Records excerpted from a collection
+-------+

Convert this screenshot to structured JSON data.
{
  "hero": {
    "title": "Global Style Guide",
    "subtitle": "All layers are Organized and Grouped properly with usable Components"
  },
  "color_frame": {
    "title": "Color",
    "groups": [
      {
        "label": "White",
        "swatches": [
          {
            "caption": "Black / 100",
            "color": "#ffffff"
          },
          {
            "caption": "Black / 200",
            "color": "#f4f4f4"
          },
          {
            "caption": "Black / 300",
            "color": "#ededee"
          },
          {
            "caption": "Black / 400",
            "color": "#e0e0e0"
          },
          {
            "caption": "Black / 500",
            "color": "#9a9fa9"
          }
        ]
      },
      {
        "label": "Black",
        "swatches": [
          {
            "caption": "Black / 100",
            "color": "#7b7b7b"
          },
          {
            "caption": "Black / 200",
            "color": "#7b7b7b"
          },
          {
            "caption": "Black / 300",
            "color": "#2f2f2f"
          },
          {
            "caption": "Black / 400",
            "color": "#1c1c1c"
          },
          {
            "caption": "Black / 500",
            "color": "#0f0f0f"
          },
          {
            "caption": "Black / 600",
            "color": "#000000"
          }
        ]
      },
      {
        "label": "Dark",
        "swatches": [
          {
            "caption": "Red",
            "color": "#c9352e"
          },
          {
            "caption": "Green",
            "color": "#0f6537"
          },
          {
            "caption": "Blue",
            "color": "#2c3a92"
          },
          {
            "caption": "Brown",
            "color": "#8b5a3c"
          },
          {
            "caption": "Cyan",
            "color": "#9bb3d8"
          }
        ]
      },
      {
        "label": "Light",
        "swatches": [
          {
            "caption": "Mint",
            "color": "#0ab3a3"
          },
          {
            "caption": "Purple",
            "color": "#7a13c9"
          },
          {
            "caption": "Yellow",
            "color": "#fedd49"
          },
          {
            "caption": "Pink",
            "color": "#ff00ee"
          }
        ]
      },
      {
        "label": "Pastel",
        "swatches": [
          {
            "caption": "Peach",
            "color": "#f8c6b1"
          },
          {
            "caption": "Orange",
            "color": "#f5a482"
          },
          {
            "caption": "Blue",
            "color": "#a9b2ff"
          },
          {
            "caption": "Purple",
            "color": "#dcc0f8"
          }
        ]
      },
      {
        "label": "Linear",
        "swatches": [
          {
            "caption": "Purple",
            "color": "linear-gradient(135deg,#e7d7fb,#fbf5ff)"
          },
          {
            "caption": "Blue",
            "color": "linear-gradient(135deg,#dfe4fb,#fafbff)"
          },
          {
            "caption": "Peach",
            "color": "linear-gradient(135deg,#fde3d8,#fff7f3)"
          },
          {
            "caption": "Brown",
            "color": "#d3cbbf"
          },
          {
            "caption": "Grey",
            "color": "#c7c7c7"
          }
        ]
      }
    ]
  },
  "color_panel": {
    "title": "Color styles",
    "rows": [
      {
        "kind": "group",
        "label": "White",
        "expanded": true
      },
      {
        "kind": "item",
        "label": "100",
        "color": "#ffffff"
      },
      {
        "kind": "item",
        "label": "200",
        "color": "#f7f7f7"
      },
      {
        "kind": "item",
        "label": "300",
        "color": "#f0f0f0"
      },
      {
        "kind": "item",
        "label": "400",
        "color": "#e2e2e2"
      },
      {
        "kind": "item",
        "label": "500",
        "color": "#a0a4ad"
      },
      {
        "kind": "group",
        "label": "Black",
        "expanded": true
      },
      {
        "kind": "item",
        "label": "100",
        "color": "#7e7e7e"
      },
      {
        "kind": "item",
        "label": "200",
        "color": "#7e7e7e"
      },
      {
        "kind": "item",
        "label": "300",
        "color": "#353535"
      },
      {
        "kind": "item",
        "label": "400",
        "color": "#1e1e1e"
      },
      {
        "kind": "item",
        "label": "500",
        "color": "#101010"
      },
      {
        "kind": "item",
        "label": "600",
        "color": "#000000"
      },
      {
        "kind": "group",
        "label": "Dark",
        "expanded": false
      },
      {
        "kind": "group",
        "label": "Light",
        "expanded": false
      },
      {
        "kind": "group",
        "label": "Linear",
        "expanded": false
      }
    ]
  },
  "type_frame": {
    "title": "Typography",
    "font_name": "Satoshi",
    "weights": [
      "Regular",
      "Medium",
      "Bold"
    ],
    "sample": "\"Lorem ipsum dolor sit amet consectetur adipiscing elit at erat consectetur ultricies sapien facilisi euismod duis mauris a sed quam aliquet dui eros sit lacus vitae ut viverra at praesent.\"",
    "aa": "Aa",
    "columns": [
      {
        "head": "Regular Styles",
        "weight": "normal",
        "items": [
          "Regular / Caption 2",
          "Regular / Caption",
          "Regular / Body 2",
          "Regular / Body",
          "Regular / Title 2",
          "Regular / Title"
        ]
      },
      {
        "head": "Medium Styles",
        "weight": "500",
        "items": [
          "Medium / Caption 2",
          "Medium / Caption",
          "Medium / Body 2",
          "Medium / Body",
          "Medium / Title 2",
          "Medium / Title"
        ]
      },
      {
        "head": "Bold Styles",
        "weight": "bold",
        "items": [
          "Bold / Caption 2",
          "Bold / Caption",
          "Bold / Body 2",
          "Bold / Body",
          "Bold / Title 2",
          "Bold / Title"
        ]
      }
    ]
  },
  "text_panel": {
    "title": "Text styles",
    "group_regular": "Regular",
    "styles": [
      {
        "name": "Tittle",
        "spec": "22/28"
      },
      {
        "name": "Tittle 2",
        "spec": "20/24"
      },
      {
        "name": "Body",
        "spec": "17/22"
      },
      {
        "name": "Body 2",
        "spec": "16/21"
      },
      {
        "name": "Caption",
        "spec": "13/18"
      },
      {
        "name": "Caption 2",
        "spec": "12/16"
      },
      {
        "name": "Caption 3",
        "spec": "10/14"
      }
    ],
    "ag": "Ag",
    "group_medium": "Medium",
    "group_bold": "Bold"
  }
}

+-------+

What is needed
Tally the lines of the material above that contain the word "spec" and report the total alone.

Written reply
7